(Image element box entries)
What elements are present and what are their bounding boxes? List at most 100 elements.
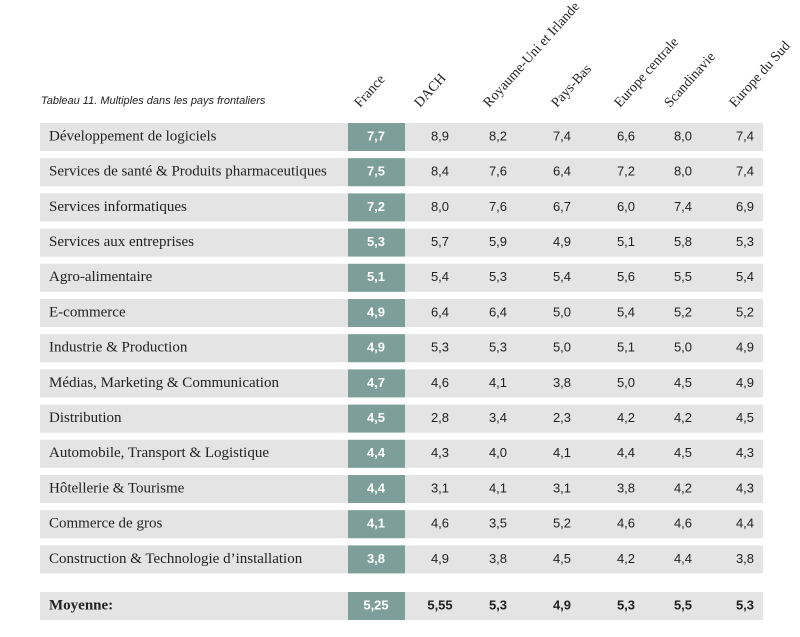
row-label: Automobile, Transport & Logistique [49,445,269,461]
cell-value: 4,6 [431,375,449,390]
caption: Tableau 11. Multiples dans les pays fron… [41,95,266,107]
france-cell [348,592,405,620]
cell-value: 4,4 [367,480,386,495]
row-label: Services aux entreprises [49,234,194,250]
cell-value: 4,5 [367,410,385,425]
cell-value: 5,7 [431,234,449,249]
cell-value: 2,3 [553,410,571,425]
column-header: DACH [412,71,450,111]
cell-value: 4,6 [674,516,692,531]
cell-value: 7,7 [367,128,385,143]
cell-value: 8,9 [431,128,449,143]
row-label: Développement de logiciels [49,128,217,144]
cell-value: 4,9 [553,234,571,249]
cell-value: 3,4 [489,410,507,425]
cell-value: 4,1 [489,375,507,390]
cell-value: 3,8 [489,551,507,566]
france-cell [348,439,405,468]
row-label: Commerce de gros [49,516,162,532]
cell-value: 5,3 [736,234,754,249]
row-label: Distribution [49,410,122,426]
cell-value: 5,1 [367,269,385,284]
cell-value: 5,1 [617,234,635,249]
france-cell [348,263,405,292]
cell-value: 4,4 [367,445,386,460]
cell-value: 6,9 [736,199,754,214]
cell-value: 8,0 [674,128,692,143]
cell-value: 6,4 [431,304,449,319]
france-cell [348,369,405,398]
france-cell [348,404,405,433]
cell-value: 3,5 [489,516,507,531]
france-cell [348,299,405,327]
cell-value: 4,4 [617,445,635,460]
cell-value: 7,4 [674,199,692,214]
cell-value: 3,8 [367,551,385,566]
france-cell [348,123,405,151]
cell-value: 5,3 [431,340,449,355]
cell-value: 3,8 [617,480,635,495]
cell-value: 2,8 [431,410,449,425]
cell-value: 5,4 [431,269,449,284]
cell-value: 4,9 [736,375,754,390]
cell-value: 6,4 [553,164,571,179]
row-label: Agro-alimentaire [49,269,153,285]
cell-value: 4,7 [367,375,385,390]
cell-value: 4,5 [674,445,692,460]
france-cell [348,193,405,222]
cell-value: 5,2 [674,304,692,319]
cell-value: 5,6 [617,269,635,284]
cell-value: 4,6 [431,516,449,531]
cell-value: 6,4 [489,304,507,319]
cell-value: 5,25 [363,597,388,612]
cell-value: 5,55 [427,597,452,612]
column-header: France [352,72,389,110]
cell-value: 4,2 [674,480,692,495]
cell-value: 4,2 [617,410,635,425]
cell-value: 3,1 [431,480,449,495]
france-cell [348,158,405,187]
row-label: Médias, Marketing & Communication [49,375,279,391]
cell-value: 5,3 [367,234,385,249]
cell-value: 6,0 [617,199,635,214]
cell-value: 4,5 [736,410,754,425]
cell-value: 4,5 [553,551,571,566]
cell-value: 4,1 [553,445,571,460]
cell-value: 8,4 [431,164,449,179]
france-cell [348,228,405,257]
cell-value: 7,2 [617,164,635,179]
cell-value: 5,5 [674,597,692,612]
cell-value: 4,4 [674,551,692,566]
cell-value: 5,8 [674,234,692,249]
row-label: Construction & Technologie d’installatio… [49,551,303,567]
cell-value: 8,0 [431,199,449,214]
column-header: Scandinavie [662,50,719,111]
cell-value: 7,4 [736,128,754,143]
cell-value: 5,4 [736,269,754,284]
cell-value: 5,1 [617,340,635,355]
cell-value: 5,4 [553,269,571,284]
cell-value: 7,6 [489,199,507,214]
france-cell [348,334,405,363]
cell-value: 4,2 [674,410,692,425]
cell-value: 4,9 [553,597,571,612]
cell-value: 4,3 [736,445,754,460]
cell-value: 6,6 [617,128,635,143]
cell-value: 7,4 [553,128,571,143]
cell-value: 3,1 [553,480,571,495]
column-header: Europe du Sud [727,39,794,111]
france-cell [348,475,405,503]
cell-value: 5,3 [489,269,507,284]
cell-value: 5,5 [674,269,692,284]
france-cell [348,545,405,574]
cell-value: 4,1 [367,516,385,531]
cell-value: 5,0 [553,340,571,355]
cell-value: 4,2 [617,551,635,566]
cell-value: 4,1 [489,480,507,495]
cell-value: 5,3 [489,340,507,355]
cell-value: 7,4 [736,164,754,179]
cell-value: 4,9 [367,304,385,319]
cell-value: 5,0 [617,375,635,390]
cell-value: 7,2 [367,199,385,214]
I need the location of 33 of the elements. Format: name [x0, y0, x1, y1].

EXERCISE BRIEF. How many lines of the entries contain the string "elements"? Give only the number.

WRITTEN ANSWER. 2